▶ **STATED PROBLEM**:
Copy all of the material below exactly.

+++ THE DATA +++

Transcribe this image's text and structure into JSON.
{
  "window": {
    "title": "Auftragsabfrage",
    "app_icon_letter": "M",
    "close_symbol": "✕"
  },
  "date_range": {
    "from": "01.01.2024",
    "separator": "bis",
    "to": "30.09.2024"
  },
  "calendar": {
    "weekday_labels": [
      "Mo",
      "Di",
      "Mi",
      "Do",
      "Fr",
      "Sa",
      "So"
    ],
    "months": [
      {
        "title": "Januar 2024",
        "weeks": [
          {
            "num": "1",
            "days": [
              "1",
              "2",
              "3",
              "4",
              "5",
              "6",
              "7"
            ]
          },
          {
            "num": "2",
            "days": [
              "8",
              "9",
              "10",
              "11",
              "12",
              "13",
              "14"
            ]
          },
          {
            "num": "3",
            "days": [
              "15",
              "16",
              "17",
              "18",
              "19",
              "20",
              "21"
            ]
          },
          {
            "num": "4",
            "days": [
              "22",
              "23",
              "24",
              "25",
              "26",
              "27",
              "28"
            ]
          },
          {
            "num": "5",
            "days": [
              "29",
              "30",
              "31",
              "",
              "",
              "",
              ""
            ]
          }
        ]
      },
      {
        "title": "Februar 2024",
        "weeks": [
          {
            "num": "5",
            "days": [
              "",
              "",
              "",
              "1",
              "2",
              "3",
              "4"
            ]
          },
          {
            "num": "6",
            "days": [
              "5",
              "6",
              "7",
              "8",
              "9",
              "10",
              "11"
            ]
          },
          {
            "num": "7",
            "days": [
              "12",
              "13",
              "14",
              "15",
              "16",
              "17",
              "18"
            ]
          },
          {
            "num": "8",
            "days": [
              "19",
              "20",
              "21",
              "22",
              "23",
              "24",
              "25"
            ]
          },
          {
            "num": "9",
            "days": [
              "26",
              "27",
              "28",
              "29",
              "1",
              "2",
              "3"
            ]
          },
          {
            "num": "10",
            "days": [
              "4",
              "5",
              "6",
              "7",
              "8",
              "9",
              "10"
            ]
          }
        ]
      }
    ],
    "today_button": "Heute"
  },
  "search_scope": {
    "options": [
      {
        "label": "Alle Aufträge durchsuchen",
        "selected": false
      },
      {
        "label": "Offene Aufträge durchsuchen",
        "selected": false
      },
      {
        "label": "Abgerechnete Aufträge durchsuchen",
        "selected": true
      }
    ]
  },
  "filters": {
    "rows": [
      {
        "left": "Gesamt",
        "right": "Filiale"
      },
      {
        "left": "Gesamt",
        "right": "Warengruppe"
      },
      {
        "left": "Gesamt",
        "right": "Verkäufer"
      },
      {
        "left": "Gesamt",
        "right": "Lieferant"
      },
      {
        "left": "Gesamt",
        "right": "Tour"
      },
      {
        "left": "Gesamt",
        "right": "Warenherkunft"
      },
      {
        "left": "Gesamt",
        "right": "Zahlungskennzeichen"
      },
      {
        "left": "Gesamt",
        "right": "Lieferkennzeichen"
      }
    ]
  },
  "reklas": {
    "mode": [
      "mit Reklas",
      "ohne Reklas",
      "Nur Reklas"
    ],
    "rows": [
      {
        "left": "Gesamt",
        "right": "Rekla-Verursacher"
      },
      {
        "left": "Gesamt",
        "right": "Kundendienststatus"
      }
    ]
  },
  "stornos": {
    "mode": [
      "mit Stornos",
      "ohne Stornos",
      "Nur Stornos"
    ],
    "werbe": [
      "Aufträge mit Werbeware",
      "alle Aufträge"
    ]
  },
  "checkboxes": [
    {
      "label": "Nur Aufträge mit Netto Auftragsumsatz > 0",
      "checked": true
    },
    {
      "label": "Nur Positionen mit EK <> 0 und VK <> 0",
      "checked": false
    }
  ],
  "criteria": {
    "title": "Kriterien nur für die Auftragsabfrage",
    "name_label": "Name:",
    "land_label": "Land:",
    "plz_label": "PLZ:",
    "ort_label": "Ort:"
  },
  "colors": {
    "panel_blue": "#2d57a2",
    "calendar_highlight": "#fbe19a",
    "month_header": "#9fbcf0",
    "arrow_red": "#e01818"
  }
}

+++

▶ **RESULT**:
Transcribe this image's text and structure into JSON.
{
  "window": {
    "title": "Auftragsabfrage",
    "app_icon_letter": "M",
    "close_symbol": "✕"
  },
  "date_range": {
    "from": "01.01.2024",
    "separator": "bis",
    "to": "30.09.2024"
  },
  "calendar": {
    "weekday_labels": [
      "Mo",
      "Di",
      "Mi",
      "Do",
      "Fr",
      "Sa",
      "So"
    ],
    "months": [
      {
        "title": "Januar 2024",
        "weeks": [
          {
            "num": "1",
            "days": [
              "1",
              "2",
              "3",
              "4",
              "5",
              "6",
              "7"
            ]
          },
          {
            "num": "2",
            "days": [
              "8",
              "9",
              "10",
              "11",
              "12",
              "13",
              "14"
            ]
          },
          {
            "num": "3",
            "days": [
              "15",
              "16",
              "17",
              "18",
              "19",
              "20",
              "21"
            ]
          },
          {
            "num": "4",
            "days": [
              "22",
              "23",
              "24",
              "25",
              "26",
              "27",
              "28"
            ]
          },
          {
            "num": "5",
            "days": [
              "29",
              "30",
              "31",
              "",
              "",
              "",
              ""
            ]
          }
        ]
      },
      {
        "title": "Februar 2024",
        "weeks": [
          {
            "num": "5",
            "days": [
              "",
              "",
              "",
              "1",
              "2",
              "3",
              "4"
            ]
          },
          {
            "num": "6",
            "days": [
              "5",
              "6",
              "7",
              "8",
              "9",
              "10",
              "11"
            ]
          },
          {
            "num": "7",
            "days": [
              "12",
              "13",
              "14",
              "15",
              "16",
              "17",
              "18"
            ]
          },
          {
            "num": "8",
            "days": [
              "19",
              "20",
              "21",
              "22",
              "23",
              "24",
              "25"
            ]
          },
          {
            "num": "9",
            "days": [
              "26",
              "27",
              "28",
              "29",
              "1",
              "2",
              "3"
            ]
          },
          {
            "num": "10",
            "days": [
              "4",
              "5",
              "6",
              "7",
              "8",
              "9",
              "10"
            ]
          }
        ]
      }
    ],
    "today_button": "Heute"
  },
  "search_scope": {
    "options": [
      {
        "label": "Alle Aufträge durchsuchen",
        "selected": false
      },
      {
        "label": "Offene Aufträge durchsuchen",
        "selected": false
      },
      {
        "label": "Abgerechnete Aufträge durchsuchen",
        "selected": true
      }
    ]
  },
  "filters": {
    "rows": [
      {
        "left": "Gesamt",
        "right": "Filiale"
      },
      {
        "left": "Gesamt",
        "right": "Warengruppe"
      },
      {
        "left": "Gesamt",
        "right": "Verkäufer"
      },
      {
        "left": "Gesamt",
        "right": "Lieferant"
      },
      {
        "left": "Gesamt",
        "right": "Tour"
      },
      {
        "left": "Gesamt",
        "right": "Warenherkunft"
      },
      {
        "left": "Gesamt",
        "right": "Zahlungskennzeichen"
      },
      {
        "left": "Gesamt",
        "right": "Lieferkennzeichen"
      }
    ]
  },
  "reklas": {
    "mode": [
      "mit Reklas",
      "ohne Reklas",
      "Nur Reklas"
    ],
    "rows": [
      {
        "left": "Gesamt",
        "right": "Rekla-Verursacher"
      },
      {
        "left": "Gesamt",
        "right": "Kundendienststatus"
      }
    ]
  },
  "stornos": {
    "mode": [
      "mit Stornos",
      "ohne Stornos",
      "Nur Stornos"
    ],
    "werbe": [
      "Aufträge mit Werbeware",
      "alle Aufträge"
    ]
  },
  "checkboxes": [
    {
      "label": "Nur Aufträge mit Netto Auftragsumsatz > 0",
      "checked": true
    },
    {
      "label": "Nur Positionen mit EK <> 0 und VK <> 0",
      "checked": false
    }
  ],
  "criteria": {
    "title": "Kriterien nur für die Auftragsabfrage",
    "name_label": "Name:",
    "land_label": "Land:",
    "plz_label": "PLZ:",
    "ort_label": "Ort:"
  },
  "colors": {
    "panel_blue": "#2d57a2",
    "calendar_highlight": "#fbe19a",
    "month_header": "#9fbcf0",
    "arrow_red": "#e01818"
  }
}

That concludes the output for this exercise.